> The task: Retype each of the items below word for word, keeping every character as it appears.

> The records:
+===+

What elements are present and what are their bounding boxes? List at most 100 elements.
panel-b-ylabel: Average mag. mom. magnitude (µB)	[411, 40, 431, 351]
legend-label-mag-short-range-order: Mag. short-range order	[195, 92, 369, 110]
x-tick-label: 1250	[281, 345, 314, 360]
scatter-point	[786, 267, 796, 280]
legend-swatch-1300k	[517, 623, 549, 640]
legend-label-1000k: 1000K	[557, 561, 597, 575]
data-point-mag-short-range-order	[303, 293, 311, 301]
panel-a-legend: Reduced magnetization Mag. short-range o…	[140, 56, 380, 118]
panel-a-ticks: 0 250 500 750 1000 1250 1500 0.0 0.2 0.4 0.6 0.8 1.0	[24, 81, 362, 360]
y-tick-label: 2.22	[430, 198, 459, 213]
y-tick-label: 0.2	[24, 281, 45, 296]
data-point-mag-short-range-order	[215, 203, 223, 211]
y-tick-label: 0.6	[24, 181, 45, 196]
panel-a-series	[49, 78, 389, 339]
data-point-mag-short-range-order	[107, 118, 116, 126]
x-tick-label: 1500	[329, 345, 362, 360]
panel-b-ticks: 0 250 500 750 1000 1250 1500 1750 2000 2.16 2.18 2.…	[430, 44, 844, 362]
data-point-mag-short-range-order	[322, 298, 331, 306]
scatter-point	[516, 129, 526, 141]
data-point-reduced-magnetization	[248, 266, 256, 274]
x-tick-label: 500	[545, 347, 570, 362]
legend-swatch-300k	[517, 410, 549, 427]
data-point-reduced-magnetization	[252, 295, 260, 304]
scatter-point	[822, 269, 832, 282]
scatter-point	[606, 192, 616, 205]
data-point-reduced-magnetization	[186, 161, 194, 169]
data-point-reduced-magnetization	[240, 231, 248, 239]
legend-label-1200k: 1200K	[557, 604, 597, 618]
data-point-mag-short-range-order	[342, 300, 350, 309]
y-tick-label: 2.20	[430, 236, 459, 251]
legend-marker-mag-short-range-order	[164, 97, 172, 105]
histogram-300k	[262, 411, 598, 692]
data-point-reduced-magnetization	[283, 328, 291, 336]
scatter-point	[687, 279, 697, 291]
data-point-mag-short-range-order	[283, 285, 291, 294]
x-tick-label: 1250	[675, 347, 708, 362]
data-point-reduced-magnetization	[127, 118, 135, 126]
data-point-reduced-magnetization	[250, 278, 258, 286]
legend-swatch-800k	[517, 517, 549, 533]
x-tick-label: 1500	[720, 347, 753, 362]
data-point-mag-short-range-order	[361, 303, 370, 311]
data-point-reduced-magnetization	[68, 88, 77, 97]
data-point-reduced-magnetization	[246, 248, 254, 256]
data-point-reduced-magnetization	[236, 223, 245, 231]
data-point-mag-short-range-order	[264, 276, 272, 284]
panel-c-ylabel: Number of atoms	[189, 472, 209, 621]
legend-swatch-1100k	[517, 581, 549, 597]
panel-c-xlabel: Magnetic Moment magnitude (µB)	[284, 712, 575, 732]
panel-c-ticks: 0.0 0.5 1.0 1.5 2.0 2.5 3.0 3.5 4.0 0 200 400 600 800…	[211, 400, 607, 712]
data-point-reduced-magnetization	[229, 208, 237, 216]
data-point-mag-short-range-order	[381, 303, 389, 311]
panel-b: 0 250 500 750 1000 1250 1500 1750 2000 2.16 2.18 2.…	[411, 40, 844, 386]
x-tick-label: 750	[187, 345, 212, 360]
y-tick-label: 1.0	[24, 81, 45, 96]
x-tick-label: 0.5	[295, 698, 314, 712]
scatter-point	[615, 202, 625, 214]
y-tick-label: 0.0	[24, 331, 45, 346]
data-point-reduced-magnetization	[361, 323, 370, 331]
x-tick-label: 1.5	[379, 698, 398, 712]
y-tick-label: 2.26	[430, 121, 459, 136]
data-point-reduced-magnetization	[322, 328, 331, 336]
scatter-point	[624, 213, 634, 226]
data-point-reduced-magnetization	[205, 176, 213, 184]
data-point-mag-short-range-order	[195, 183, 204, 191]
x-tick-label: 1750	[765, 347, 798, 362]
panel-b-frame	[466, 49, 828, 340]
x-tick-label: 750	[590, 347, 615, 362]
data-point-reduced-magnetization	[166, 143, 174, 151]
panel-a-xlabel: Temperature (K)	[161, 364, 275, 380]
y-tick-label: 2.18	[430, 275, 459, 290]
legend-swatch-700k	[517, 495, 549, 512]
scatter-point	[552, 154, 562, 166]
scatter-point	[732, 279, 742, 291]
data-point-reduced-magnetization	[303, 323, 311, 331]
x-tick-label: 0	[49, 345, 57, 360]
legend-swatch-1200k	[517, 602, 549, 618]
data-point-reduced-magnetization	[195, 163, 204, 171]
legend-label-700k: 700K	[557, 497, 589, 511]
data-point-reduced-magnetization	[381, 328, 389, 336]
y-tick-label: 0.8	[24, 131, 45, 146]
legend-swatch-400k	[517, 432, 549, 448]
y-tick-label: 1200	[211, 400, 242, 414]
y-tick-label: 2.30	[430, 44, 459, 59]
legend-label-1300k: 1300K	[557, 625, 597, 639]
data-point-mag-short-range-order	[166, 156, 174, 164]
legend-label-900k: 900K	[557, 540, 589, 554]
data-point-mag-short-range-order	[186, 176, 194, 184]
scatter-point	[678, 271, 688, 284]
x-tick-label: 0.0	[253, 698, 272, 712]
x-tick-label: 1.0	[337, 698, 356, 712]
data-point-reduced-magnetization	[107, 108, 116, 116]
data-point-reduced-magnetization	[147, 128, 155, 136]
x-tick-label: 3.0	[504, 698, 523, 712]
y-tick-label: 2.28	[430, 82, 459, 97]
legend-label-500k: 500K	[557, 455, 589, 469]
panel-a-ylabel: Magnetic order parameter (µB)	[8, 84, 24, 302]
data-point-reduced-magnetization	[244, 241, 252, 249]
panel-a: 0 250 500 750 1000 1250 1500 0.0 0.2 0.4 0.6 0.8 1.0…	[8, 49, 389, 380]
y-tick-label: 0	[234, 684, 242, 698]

+===+

> Complete output:
What elements are present and what are their bounding boxes? List at most 100 elements.
panel-b-ylabel: Average mag. mom. magnitude (µB)	[411, 40, 431, 351]
legend-label-mag-short-range-order: Mag. short-range order	[195, 92, 369, 110]
x-tick-label: 1250	[281, 345, 314, 360]
scatter-point	[786, 267, 796, 280]
legend-swatch-1300k	[517, 623, 549, 640]
legend-label-1000k: 1000K	[557, 561, 597, 575]
data-point-mag-short-range-order	[303, 293, 311, 301]
panel-a-legend: Reduced magnetization Mag. short-range o…	[140, 56, 380, 118]
panel-a-ticks: 0 250 500 750 1000 1250 1500 0.0 0.2 0.4 0.6 0.8 1.0	[24, 81, 362, 360]
y-tick-label: 2.22	[430, 198, 459, 213]
y-tick-label: 0.2	[24, 281, 45, 296]
data-point-mag-short-range-order	[215, 203, 223, 211]
y-tick-label: 0.6	[24, 181, 45, 196]
panel-a-series	[49, 78, 389, 339]
data-point-mag-short-range-order	[107, 118, 116, 126]
x-tick-label: 1500	[329, 345, 362, 360]
panel-b-ticks: 0 250 500 750 1000 1250 1500 1750 2000 2.16 2.18 2.…	[430, 44, 844, 362]
data-point-mag-short-range-order	[322, 298, 331, 306]
scatter-point	[516, 129, 526, 141]
data-point-reduced-magnetization	[248, 266, 256, 274]
x-tick-label: 500	[545, 347, 570, 362]
legend-swatch-300k	[517, 410, 549, 427]
data-point-reduced-magnetization	[252, 295, 260, 304]
scatter-point	[822, 269, 832, 282]
scatter-point	[606, 192, 616, 205]
data-point-reduced-magnetization	[186, 161, 194, 169]
data-point-reduced-magnetization	[240, 231, 248, 239]
legend-label-1200k: 1200K	[557, 604, 597, 618]
data-point-mag-short-range-order	[342, 300, 350, 309]
y-tick-label: 2.20	[430, 236, 459, 251]
legend-marker-mag-short-range-order	[164, 97, 172, 105]
histogram-300k	[262, 411, 598, 692]
data-point-reduced-magnetization	[283, 328, 291, 336]
scatter-point	[687, 279, 697, 291]
data-point-mag-short-range-order	[283, 285, 291, 294]
x-tick-label: 1250	[675, 347, 708, 362]
data-point-reduced-magnetization	[127, 118, 135, 126]
data-point-reduced-magnetization	[250, 278, 258, 286]
legend-swatch-800k	[517, 517, 549, 533]
x-tick-label: 1500	[720, 347, 753, 362]
data-point-mag-short-range-order	[361, 303, 370, 311]
data-point-reduced-magnetization	[68, 88, 77, 97]
data-point-reduced-magnetization	[246, 248, 254, 256]
data-point-reduced-magnetization	[236, 223, 245, 231]
data-point-mag-short-range-order	[264, 276, 272, 284]
panel-c-ylabel: Number of atoms	[189, 472, 209, 621]
legend-swatch-1100k	[517, 581, 549, 597]
panel-c-xlabel: Magnetic Moment magnitude (µB)	[284, 712, 575, 732]
panel-c-ticks: 0.0 0.5 1.0 1.5 2.0 2.5 3.0 3.5 4.0 0 200 400 600 800…	[211, 400, 607, 712]
data-point-reduced-magnetization	[229, 208, 237, 216]
data-point-mag-short-range-order	[381, 303, 389, 311]
panel-b: 0 250 500 750 1000 1250 1500 1750 2000 2.16 2.18 2.…	[411, 40, 844, 386]
x-tick-label: 750	[187, 345, 212, 360]
y-tick-label: 1.0	[24, 81, 45, 96]
x-tick-label: 0.5	[295, 698, 314, 712]
scatter-point	[615, 202, 625, 214]
y-tick-label: 0.0	[24, 331, 45, 346]
data-point-reduced-magnetization	[361, 323, 370, 331]
x-tick-label: 1.5	[379, 698, 398, 712]
y-tick-label: 2.26	[430, 121, 459, 136]
data-point-reduced-magnetization	[322, 328, 331, 336]
scatter-point	[624, 213, 634, 226]
data-point-reduced-magnetization	[205, 176, 213, 184]
data-point-mag-short-range-order	[195, 183, 204, 191]
x-tick-label: 1750	[765, 347, 798, 362]
panel-b-frame	[466, 49, 828, 340]
x-tick-label: 750	[590, 347, 615, 362]
data-point-reduced-magnetization	[166, 143, 174, 151]
panel-a-xlabel: Temperature (K)	[161, 364, 275, 380]
y-tick-label: 2.18	[430, 275, 459, 290]
legend-swatch-700k	[517, 495, 549, 512]
scatter-point	[552, 154, 562, 166]
scatter-point	[732, 279, 742, 291]
data-point-reduced-magnetization	[303, 323, 311, 331]
x-tick-label: 0	[49, 345, 57, 360]
legend-swatch-1200k	[517, 602, 549, 618]
data-point-reduced-magnetization	[195, 163, 204, 171]
legend-label-700k: 700K	[557, 497, 589, 511]
data-point-reduced-magnetization	[381, 328, 389, 336]
y-tick-label: 0.8	[24, 131, 45, 146]
legend-swatch-400k	[517, 432, 549, 448]
y-tick-label: 1200	[211, 400, 242, 414]
y-tick-label: 2.30	[430, 44, 459, 59]
legend-label-1300k: 1300K	[557, 625, 597, 639]
data-point-mag-short-range-order	[166, 156, 174, 164]
legend-label-900k: 900K	[557, 540, 589, 554]
data-point-mag-short-range-order	[186, 176, 194, 184]
scatter-point	[678, 271, 688, 284]
x-tick-label: 0.0	[253, 698, 272, 712]
x-tick-label: 1.0	[337, 698, 356, 712]
data-point-reduced-magnetization	[107, 108, 116, 116]
data-point-reduced-magnetization	[147, 128, 155, 136]
x-tick-label: 3.0	[504, 698, 523, 712]
y-tick-label: 2.28	[430, 82, 459, 97]
legend-label-500k: 500K	[557, 455, 589, 469]
panel-a-ylabel: Magnetic order parameter (µB)	[8, 84, 24, 302]
data-point-reduced-magnetization	[244, 241, 252, 249]
panel-a: 0 250 500 750 1000 1250 1500 0.0 0.2 0.4 0.6 0.8 1.0…	[8, 49, 389, 380]
y-tick-label: 0	[234, 684, 242, 698]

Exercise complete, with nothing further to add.